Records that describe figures
☆ ☆ ☆
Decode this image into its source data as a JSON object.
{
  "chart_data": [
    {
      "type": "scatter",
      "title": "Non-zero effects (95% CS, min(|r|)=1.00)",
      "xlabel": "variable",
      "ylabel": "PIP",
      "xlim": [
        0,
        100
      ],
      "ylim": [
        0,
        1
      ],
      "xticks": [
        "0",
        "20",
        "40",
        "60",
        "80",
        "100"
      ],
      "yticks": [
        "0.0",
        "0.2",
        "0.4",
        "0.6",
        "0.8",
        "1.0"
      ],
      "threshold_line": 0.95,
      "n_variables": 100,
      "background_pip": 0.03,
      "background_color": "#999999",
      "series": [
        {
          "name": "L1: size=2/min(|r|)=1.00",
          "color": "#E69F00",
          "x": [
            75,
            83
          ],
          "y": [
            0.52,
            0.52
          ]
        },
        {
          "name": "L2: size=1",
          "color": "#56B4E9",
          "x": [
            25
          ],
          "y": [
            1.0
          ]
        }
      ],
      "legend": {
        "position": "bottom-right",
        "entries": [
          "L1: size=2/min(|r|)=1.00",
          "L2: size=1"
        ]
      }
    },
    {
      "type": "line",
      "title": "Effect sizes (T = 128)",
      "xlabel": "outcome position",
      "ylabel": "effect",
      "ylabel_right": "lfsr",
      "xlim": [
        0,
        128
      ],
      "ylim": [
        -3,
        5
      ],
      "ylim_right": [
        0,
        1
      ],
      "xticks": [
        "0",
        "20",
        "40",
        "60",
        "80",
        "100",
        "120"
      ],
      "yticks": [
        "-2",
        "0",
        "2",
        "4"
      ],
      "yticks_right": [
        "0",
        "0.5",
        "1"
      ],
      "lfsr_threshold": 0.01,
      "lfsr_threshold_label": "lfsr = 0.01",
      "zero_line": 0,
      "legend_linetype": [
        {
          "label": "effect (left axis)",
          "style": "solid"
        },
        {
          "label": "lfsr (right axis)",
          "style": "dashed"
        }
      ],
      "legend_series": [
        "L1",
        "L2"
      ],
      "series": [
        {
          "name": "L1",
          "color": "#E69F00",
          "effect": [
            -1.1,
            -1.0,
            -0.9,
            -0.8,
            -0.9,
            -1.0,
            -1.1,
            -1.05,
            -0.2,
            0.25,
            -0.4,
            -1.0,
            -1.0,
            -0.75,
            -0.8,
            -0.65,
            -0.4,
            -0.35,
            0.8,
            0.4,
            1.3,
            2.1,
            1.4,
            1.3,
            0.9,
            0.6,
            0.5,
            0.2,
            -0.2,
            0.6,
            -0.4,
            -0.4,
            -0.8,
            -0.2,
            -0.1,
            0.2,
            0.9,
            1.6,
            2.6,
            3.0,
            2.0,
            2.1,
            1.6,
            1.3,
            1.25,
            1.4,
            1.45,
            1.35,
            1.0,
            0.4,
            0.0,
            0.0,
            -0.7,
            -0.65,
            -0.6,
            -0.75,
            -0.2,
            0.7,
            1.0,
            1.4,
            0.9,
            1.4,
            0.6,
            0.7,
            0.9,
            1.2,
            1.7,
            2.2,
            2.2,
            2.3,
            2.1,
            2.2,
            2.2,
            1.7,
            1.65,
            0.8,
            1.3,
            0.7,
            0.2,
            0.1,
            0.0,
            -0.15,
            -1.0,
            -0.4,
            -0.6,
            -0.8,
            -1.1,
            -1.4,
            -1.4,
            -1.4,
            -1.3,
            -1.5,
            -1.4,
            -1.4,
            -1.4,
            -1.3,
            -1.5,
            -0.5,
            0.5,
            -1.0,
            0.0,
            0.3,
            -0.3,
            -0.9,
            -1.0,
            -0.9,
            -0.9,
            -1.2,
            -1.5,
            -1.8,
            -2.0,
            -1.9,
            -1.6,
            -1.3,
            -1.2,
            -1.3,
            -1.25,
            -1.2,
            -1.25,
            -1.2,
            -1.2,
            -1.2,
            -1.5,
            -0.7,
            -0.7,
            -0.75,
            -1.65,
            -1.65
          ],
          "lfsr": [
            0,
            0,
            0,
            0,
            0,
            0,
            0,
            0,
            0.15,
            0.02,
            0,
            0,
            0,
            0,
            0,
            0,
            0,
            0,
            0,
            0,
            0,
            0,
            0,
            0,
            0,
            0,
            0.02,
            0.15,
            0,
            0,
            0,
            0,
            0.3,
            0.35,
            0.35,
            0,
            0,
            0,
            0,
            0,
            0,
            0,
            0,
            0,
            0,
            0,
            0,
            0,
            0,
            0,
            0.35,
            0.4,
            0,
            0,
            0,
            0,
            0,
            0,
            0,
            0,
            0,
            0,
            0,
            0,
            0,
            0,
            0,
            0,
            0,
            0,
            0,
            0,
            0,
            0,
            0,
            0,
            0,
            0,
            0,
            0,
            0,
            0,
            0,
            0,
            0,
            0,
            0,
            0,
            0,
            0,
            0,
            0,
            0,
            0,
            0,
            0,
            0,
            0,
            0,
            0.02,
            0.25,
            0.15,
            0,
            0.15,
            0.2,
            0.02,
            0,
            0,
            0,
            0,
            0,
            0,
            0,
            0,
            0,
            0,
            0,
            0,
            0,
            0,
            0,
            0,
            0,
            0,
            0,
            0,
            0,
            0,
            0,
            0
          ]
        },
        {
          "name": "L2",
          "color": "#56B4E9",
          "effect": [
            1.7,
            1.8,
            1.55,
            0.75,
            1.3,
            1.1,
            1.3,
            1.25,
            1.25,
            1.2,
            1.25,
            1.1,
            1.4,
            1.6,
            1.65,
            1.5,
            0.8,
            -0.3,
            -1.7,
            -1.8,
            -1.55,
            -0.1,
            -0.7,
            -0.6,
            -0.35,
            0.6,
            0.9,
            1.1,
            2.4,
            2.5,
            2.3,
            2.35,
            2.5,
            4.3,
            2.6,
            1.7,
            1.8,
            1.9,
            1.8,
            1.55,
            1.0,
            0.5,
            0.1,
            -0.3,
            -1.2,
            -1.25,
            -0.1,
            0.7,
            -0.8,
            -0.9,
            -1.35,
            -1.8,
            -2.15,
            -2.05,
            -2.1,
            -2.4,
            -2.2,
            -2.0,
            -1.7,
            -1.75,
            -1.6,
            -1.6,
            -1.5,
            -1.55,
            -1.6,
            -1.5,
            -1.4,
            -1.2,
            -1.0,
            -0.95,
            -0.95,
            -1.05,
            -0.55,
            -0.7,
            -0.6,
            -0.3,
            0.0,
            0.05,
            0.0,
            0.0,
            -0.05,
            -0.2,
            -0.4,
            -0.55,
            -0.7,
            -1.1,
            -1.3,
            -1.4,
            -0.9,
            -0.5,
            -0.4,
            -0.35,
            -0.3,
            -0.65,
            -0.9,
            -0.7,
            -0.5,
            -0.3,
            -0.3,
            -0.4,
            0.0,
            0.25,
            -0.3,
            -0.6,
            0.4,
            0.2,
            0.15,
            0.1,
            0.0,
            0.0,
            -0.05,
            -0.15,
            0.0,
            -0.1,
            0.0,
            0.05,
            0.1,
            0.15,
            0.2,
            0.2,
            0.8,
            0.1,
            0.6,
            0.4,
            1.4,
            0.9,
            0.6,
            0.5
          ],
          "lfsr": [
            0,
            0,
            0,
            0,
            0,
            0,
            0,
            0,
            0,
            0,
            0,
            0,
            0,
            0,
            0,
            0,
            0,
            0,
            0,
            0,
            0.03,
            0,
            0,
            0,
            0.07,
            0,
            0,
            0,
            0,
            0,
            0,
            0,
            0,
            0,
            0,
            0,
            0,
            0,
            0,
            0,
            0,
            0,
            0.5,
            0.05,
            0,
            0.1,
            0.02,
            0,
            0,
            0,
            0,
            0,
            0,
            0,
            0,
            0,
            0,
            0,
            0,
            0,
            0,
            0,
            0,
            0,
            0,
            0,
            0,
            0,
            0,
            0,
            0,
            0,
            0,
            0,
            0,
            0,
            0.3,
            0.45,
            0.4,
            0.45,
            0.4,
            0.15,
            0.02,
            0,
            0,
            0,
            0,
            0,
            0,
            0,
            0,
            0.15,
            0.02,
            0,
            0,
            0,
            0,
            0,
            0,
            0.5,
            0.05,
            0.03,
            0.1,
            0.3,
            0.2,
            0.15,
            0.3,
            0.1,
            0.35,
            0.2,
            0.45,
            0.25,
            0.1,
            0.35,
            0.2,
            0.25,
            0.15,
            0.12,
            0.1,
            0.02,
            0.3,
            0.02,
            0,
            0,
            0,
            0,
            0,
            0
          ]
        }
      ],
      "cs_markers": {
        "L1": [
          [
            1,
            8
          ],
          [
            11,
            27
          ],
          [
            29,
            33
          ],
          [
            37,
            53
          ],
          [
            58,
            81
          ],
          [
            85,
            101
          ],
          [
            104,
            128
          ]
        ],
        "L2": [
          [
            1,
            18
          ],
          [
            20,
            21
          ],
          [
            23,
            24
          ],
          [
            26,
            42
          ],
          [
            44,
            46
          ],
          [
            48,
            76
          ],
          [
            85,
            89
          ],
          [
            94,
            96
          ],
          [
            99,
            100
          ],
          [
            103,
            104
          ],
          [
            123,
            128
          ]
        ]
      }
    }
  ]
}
☆ ☆ ☆
> Given problem:
State how many lines of the listing above hold the word "position", with nothing but the number.

> Answer below:
2